> **Records for the exercise**:
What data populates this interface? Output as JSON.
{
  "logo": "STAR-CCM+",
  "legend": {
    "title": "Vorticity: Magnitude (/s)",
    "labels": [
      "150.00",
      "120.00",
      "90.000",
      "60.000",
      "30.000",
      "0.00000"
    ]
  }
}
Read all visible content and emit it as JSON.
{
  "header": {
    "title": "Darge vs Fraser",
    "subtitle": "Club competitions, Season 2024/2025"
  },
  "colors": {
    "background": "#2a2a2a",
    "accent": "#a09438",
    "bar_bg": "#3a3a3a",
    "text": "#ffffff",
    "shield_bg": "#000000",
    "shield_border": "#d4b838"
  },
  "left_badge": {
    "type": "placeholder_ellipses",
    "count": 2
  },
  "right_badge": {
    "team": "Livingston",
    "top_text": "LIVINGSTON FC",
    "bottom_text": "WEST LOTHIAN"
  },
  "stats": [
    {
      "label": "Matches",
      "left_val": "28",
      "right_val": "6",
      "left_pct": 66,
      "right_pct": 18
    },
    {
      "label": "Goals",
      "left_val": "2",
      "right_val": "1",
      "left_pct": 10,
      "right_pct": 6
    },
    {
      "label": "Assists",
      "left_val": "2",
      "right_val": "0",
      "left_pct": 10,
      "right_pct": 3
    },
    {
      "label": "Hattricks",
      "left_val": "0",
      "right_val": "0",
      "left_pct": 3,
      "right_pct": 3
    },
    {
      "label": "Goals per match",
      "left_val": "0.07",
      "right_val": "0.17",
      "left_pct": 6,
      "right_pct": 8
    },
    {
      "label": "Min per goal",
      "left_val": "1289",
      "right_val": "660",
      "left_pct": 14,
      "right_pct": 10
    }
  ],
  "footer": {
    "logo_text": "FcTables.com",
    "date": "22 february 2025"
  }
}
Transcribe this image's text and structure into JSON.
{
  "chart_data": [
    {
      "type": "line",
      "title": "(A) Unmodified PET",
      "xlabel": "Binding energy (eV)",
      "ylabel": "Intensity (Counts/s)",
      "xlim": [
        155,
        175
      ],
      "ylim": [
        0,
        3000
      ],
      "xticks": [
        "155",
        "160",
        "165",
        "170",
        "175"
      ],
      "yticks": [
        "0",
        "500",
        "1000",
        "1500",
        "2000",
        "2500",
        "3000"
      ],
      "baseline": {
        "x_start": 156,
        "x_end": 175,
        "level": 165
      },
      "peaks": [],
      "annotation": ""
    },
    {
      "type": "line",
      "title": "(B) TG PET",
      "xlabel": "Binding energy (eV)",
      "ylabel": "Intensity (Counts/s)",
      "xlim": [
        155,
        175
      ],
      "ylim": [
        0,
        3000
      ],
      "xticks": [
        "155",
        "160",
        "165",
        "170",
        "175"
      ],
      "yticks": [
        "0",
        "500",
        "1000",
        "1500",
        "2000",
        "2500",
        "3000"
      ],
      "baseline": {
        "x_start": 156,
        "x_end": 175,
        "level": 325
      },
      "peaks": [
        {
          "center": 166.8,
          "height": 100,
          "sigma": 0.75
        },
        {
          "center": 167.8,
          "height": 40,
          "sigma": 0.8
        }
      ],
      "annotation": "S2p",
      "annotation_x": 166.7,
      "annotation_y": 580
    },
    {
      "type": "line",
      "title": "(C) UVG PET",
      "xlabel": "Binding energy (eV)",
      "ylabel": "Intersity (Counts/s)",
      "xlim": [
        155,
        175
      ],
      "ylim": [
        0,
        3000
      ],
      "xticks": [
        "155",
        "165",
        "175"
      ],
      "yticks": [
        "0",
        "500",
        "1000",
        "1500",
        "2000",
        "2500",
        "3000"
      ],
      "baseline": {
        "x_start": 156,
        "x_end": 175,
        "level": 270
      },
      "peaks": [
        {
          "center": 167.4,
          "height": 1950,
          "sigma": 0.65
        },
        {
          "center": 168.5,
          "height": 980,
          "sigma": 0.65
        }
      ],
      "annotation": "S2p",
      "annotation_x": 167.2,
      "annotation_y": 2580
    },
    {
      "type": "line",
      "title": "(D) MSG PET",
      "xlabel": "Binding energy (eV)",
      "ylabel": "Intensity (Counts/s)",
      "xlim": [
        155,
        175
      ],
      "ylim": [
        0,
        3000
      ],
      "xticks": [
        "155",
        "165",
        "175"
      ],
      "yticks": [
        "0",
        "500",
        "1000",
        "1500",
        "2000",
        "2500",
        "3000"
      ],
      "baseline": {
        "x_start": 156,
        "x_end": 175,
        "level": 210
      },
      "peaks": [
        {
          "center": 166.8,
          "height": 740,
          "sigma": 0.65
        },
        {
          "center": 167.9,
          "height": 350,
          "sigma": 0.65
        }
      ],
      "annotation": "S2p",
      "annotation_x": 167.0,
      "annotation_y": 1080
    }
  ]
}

> **Brief**: Select every line of the records holding the string "height".

> **Solution for this problem**:
          "height": 100,
          "height": 40,
          "height": 1950,
          "height": 980,
          "height": 740,
          "height": 350,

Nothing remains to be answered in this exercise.